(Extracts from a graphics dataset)
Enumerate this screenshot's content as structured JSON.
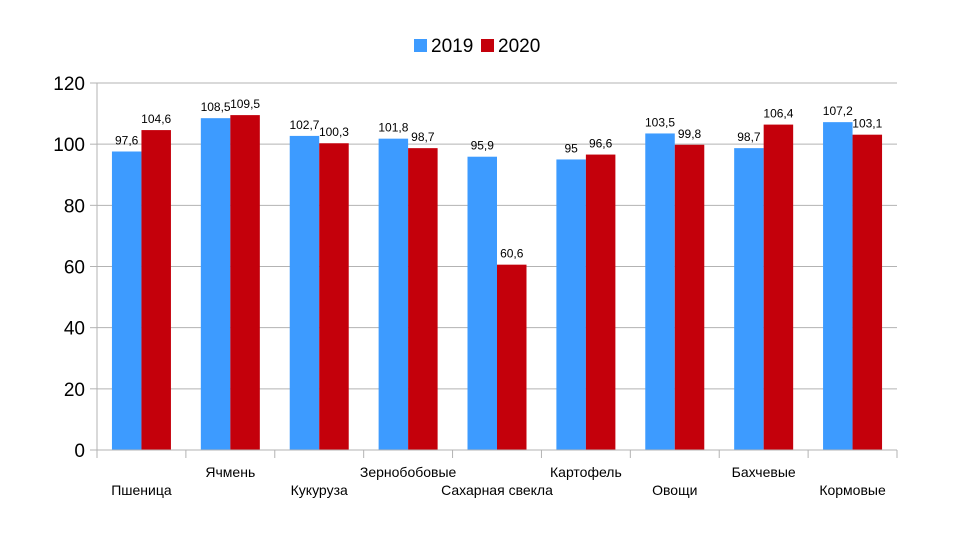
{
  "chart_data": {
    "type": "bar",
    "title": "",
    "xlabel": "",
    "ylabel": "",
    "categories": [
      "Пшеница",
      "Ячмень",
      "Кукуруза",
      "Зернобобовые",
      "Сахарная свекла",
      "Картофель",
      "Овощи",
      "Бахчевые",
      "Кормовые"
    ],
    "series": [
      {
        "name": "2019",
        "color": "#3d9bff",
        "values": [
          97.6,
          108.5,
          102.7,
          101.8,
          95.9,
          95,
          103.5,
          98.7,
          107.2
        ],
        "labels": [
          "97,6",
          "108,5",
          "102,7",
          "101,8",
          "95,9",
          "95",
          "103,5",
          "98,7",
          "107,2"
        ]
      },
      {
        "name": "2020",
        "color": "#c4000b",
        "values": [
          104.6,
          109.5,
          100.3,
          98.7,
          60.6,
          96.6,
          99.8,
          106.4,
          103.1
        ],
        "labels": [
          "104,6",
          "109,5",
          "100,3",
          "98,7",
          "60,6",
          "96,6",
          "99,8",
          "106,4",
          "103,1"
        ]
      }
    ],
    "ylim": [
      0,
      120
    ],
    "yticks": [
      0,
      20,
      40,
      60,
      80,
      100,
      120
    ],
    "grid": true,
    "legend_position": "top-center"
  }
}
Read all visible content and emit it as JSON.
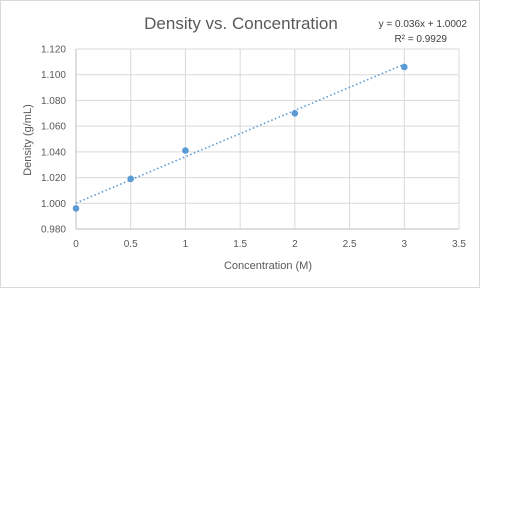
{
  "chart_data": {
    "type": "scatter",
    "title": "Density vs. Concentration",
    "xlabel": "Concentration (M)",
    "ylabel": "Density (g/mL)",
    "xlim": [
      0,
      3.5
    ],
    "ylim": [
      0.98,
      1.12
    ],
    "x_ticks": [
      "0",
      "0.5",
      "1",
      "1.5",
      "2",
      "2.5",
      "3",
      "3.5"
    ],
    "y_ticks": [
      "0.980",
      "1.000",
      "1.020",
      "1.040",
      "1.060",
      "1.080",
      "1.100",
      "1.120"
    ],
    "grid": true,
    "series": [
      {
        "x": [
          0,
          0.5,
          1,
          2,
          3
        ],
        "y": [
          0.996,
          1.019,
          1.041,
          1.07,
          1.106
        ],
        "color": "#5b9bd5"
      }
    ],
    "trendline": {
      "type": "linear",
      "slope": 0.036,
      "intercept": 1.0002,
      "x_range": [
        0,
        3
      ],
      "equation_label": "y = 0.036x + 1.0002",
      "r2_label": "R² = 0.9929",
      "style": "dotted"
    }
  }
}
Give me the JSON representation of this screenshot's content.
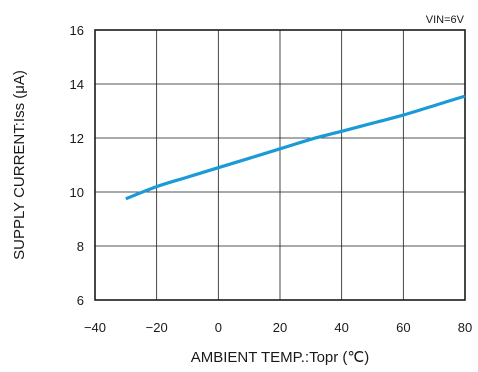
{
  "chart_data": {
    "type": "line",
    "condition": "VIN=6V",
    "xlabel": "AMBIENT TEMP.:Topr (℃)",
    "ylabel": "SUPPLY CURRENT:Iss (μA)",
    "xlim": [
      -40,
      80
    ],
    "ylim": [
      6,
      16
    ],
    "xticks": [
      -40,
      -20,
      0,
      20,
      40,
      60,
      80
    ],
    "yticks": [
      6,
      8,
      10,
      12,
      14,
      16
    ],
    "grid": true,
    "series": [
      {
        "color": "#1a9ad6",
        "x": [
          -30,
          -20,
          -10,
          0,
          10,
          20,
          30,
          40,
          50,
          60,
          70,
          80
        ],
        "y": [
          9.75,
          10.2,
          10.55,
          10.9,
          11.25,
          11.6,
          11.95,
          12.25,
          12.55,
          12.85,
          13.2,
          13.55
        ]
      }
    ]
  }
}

DESCRIPTION OF THE TASK → Pictures are not part of the copy; output everything else in the records exactly.

THE RESULT →
Enumerate this screenshot's content as structured JSON.
{
  "chart_data": {
    "type": "bar",
    "title": "",
    "xlabel": "",
    "ylabel": "",
    "categories": [
      "Пшеница",
      "Ячмень",
      "Кукуруза",
      "Зернобобовые",
      "Сахарная свекла",
      "Картофель",
      "Овощи",
      "Бахчевые",
      "Кормовые"
    ],
    "series": [
      {
        "name": "2019",
        "color": "#3d9bff",
        "values": [
          97.6,
          108.5,
          102.7,
          101.8,
          95.9,
          95,
          103.5,
          98.7,
          107.2
        ],
        "labels": [
          "97,6",
          "108,5",
          "102,7",
          "101,8",
          "95,9",
          "95",
          "103,5",
          "98,7",
          "107,2"
        ]
      },
      {
        "name": "2020",
        "color": "#c4000b",
        "values": [
          104.6,
          109.5,
          100.3,
          98.7,
          60.6,
          96.6,
          99.8,
          106.4,
          103.1
        ],
        "labels": [
          "104,6",
          "109,5",
          "100,3",
          "98,7",
          "60,6",
          "96,6",
          "99,8",
          "106,4",
          "103,1"
        ]
      }
    ],
    "ylim": [
      0,
      120
    ],
    "yticks": [
      0,
      20,
      40,
      60,
      80,
      100,
      120
    ],
    "grid": true,
    "legend_position": "top-center"
  }
}
Read all visible content and emit it as JSON.
{
  "chart_data": {
    "type": "scatter",
    "title": "Density vs. Concentration",
    "xlabel": "Concentration (M)",
    "ylabel": "Density (g/mL)",
    "xlim": [
      0,
      3.5
    ],
    "ylim": [
      0.98,
      1.12
    ],
    "x_ticks": [
      "0",
      "0.5",
      "1",
      "1.5",
      "2",
      "2.5",
      "3",
      "3.5"
    ],
    "y_ticks": [
      "0.980",
      "1.000",
      "1.020",
      "1.040",
      "1.060",
      "1.080",
      "1.100",
      "1.120"
    ],
    "grid": true,
    "series": [
      {
        "x": [
          0,
          0.5,
          1,
          2,
          3
        ],
        "y": [
          0.996,
          1.019,
          1.041,
          1.07,
          1.106
        ],
        "color": "#5b9bd5"
      }
    ],
    "trendline": {
      "type": "linear",
      "slope": 0.036,
      "intercept": 1.0002,
      "x_range": [
        0,
        3
      ],
      "equation_label": "y = 0.036x + 1.0002",
      "r2_label": "R² = 0.9929",
      "style": "dotted"
    }
  }
}
Give me the JSON representation of this screenshot's content.
{
  "chart_data": {
    "type": "line",
    "condition": "VIN=6V",
    "xlabel": "AMBIENT TEMP.:Topr (℃)",
    "ylabel": "SUPPLY CURRENT:Iss (μA)",
    "xlim": [
      -40,
      80
    ],
    "ylim": [
      6,
      16
    ],
    "xticks": [
      -40,
      -20,
      0,
      20,
      40,
      60,
      80
    ],
    "yticks": [
      6,
      8,
      10,
      12,
      14,
      16
    ],
    "grid": true,
    "series": [
      {
        "color": "#1a9ad6",
        "x": [
          -30,
          -20,
          -10,
          0,
          10,
          20,
          30,
          40,
          50,
          60,
          70,
          80
        ],
        "y": [
          9.75,
          10.2,
          10.55,
          10.9,
          11.25,
          11.6,
          11.95,
          12.25,
          12.55,
          12.85,
          13.2,
          13.55
        ]
      }
    ]
  }
}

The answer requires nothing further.